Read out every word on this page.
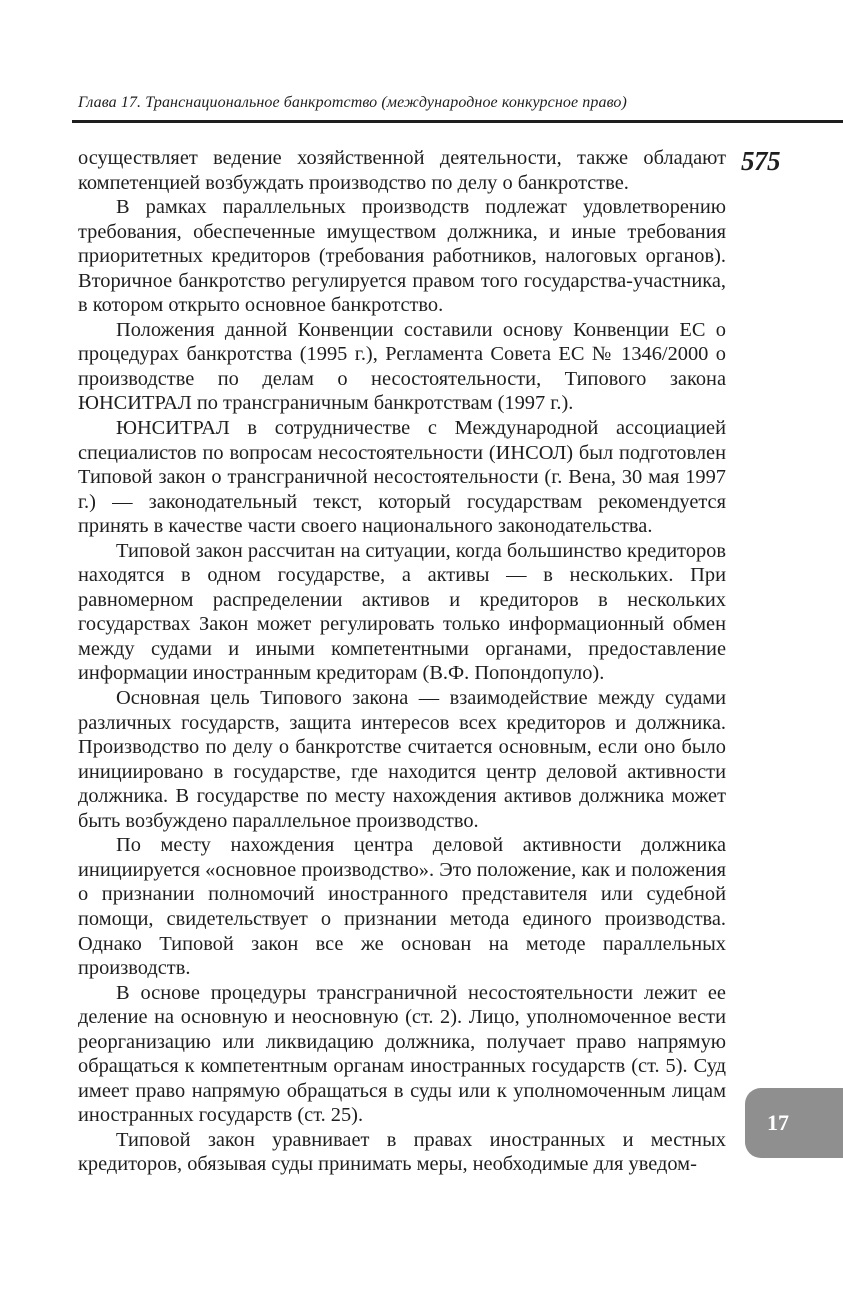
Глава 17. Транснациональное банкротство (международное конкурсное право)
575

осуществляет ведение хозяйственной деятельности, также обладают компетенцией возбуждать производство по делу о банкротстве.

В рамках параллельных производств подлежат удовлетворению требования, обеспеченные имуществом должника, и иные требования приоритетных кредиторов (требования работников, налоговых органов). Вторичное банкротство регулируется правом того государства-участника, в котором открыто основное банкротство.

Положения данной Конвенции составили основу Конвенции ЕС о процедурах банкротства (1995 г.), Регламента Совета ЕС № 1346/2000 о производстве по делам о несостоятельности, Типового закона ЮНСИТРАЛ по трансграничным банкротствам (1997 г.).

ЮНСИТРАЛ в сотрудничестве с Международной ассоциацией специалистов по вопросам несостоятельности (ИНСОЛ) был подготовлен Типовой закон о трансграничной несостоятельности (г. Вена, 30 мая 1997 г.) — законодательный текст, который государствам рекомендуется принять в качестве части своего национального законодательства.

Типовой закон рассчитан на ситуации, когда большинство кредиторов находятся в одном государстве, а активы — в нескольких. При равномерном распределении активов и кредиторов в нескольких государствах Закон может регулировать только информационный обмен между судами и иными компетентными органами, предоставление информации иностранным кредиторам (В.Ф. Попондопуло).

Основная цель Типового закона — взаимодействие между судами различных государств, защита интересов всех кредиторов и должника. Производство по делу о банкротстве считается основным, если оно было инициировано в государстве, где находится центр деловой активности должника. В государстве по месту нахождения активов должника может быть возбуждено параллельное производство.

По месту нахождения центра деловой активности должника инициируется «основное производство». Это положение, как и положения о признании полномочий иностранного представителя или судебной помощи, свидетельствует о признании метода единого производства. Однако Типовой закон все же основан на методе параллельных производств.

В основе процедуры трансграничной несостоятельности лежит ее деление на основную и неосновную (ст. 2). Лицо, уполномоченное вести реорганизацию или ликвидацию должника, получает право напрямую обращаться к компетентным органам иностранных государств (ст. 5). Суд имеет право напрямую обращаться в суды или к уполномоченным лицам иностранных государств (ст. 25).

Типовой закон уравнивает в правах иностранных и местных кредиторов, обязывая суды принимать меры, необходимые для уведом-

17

******************************

- [STATED GOAL] All entries must be written out again exactly as given, with no pictures in the copy.

- [ANSWER TO THE TASK]
Read out every word on this page.
Глава 17. Транснациональное банкротство (международное конкурсное право)
575

осуществляет ведение хозяйственной деятельности, также обладают компетенцией возбуждать производство по делу о банкротстве.

В рамках параллельных производств подлежат удовлетворению требования, обеспеченные имуществом должника, и иные требования приоритетных кредиторов (требования работников, налоговых органов). Вторичное банкротство регулируется правом того государства-участника, в котором открыто основное банкротство.

Положения данной Конвенции составили основу Конвенции ЕС о процедурах банкротства (1995 г.), Регламента Совета ЕС № 1346/2000 о производстве по делам о несостоятельности, Типового закона ЮНСИТРАЛ по трансграничным банкротствам (1997 г.).

ЮНСИТРАЛ в сотрудничестве с Международной ассоциацией специалистов по вопросам несостоятельности (ИНСОЛ) был подготовлен Типовой закон о трансграничной несостоятельности (г. Вена, 30 мая 1997 г.) — законодательный текст, который государствам рекомендуется принять в качестве части своего национального законодательства.

Типовой закон рассчитан на ситуации, когда большинство кредиторов находятся в одном государстве, а активы — в нескольких. При равномерном распределении активов и кредиторов в нескольких государствах Закон может регулировать только информационный обмен между судами и иными компетентными органами, предоставление информации иностранным кредиторам (В.Ф. Попондопуло).

Основная цель Типового закона — взаимодействие между судами различных государств, защита интересов всех кредиторов и должника. Производство по делу о банкротстве считается основным, если оно было инициировано в государстве, где находится центр деловой активности должника. В государстве по месту нахождения активов должника может быть возбуждено параллельное производство.

По месту нахождения центра деловой активности должника инициируется «основное производство». Это положение, как и положения о признании полномочий иностранного представителя или судебной помощи, свидетельствует о признании метода единого производства. Однако Типовой закон все же основан на методе параллельных производств.

В основе процедуры трансграничной несостоятельности лежит ее деление на основную и неосновную (ст. 2). Лицо, уполномоченное вести реорганизацию или ликвидацию должника, получает право напрямую обращаться к компетентным органам иностранных государств (ст. 5). Суд имеет право напрямую обращаться в суды или к уполномоченным лицам иностранных государств (ст. 25).

Типовой закон уравнивает в правах иностранных и местных кредиторов, обязывая суды принимать меры, необходимые для уведом-

17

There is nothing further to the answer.